Dataset content ->
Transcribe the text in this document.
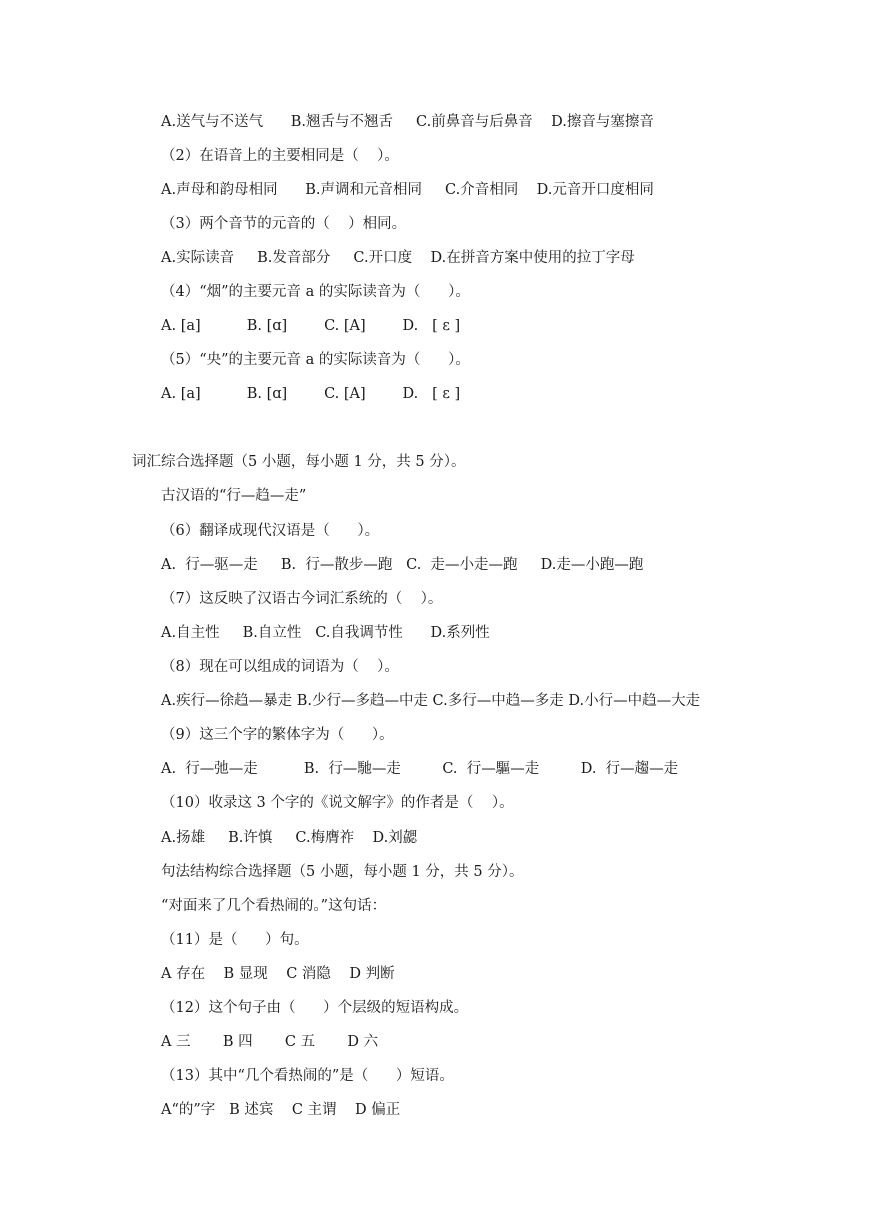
A.送气与不送气      B.翘舌与不翘舌     C.前鼻音与后鼻音    D.擦音与塞擦音
（2）在语音上的主要相同是（    ）。
A.声母和韵母相同      B.声调和元音相同     C.介音相同    D.元音开口度相同
（3）两个音节的元音的（    ）相同。
A.实际读音     B.发音部分     C.开口度    D.在拼音方案中使用的拉丁字母
（4）“烟”的主要元音 a 的实际读音为（      ）。
A. [a]          B. [ɑ]        C. [A]        D.   [ ε ]
（5）“央”的主要元音 a 的实际读音为（      ）。
A. [a]          B. [ɑ]        C. [A]        D.   [ ε ]
词汇综合选择题（5 小题，每小题 1 分，共 5 分）。
古汉语的“行—趋—走”
（6）翻译成现代汉语是（      ）。
A.  行—驱—走     B.  行—散步—跑   C.  走—小走—跑     D.走—小跑—跑
（7）这反映了汉语古今词汇系统的（    ）。
A.自主性     B.自立性   C.自我调节性      D.系列性
（8）现在可以组成的词语为（    ）。
A.疾行—徐趋—暴走 B.少行—多趋—中走 C.多行—中趋—多走 D.小行—中趋—大走
（9）这三个字的繁体字为（      ）。
A.  行—弛—走          B.  行—馳—走         C.  行—驅—走         D.  行—趨—走
（10）收录这 3 个字的《说文解字》的作者是（    ）。
A.扬雄     B.许慎     C.梅膺祚    D.刘勰
句法结构综合选择题（5 小题，每小题 1 分，共 5 分）。
“对面来了几个看热闹的。”这句话：
（11）是（      ）句。
A 存在    B 显现    C 消隐    D 判断
（12）这个句子由（      ）个层级的短语构成。
A 三       B 四       C 五       D 六
（13）其中“几个看热闹的”是（      ）短语。
A“的”字   B 述宾    C 主谓    D 偏正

The request ->
Skip every picture and transcribe the data above exactly.

Task answer ->
Transcribe the text in this document.
A.送气与不送气      B.翘舌与不翘舌     C.前鼻音与后鼻音    D.擦音与塞擦音
（2）在语音上的主要相同是（    ）。
A.声母和韵母相同      B.声调和元音相同     C.介音相同    D.元音开口度相同
（3）两个音节的元音的（    ）相同。
A.实际读音     B.发音部分     C.开口度    D.在拼音方案中使用的拉丁字母
（4）“烟”的主要元音 a 的实际读音为（      ）。
A. [a]          B. [ɑ]        C. [A]        D.   [ ε ]
（5）“央”的主要元音 a 的实际读音为（      ）。
A. [a]          B. [ɑ]        C. [A]        D.   [ ε ]
词汇综合选择题（5 小题，每小题 1 分，共 5 分）。
古汉语的“行—趋—走”
（6）翻译成现代汉语是（      ）。
A.  行—驱—走     B.  行—散步—跑   C.  走—小走—跑     D.走—小跑—跑
（7）这反映了汉语古今词汇系统的（    ）。
A.自主性     B.自立性   C.自我调节性      D.系列性
（8）现在可以组成的词语为（    ）。
A.疾行—徐趋—暴走 B.少行—多趋—中走 C.多行—中趋—多走 D.小行—中趋—大走
（9）这三个字的繁体字为（      ）。
A.  行—弛—走          B.  行—馳—走         C.  行—驅—走         D.  行—趨—走
（10）收录这 3 个字的《说文解字》的作者是（    ）。
A.扬雄     B.许慎     C.梅膺祚    D.刘勰
句法结构综合选择题（5 小题，每小题 1 分，共 5 分）。
“对面来了几个看热闹的。”这句话：
（11）是（      ）句。
A 存在    B 显现    C 消隐    D 判断
（12）这个句子由（      ）个层级的短语构成。
A 三       B 四       C 五       D 六
（13）其中“几个看热闹的”是（      ）短语。
A“的”字   B 述宾    C 主谓    D 偏正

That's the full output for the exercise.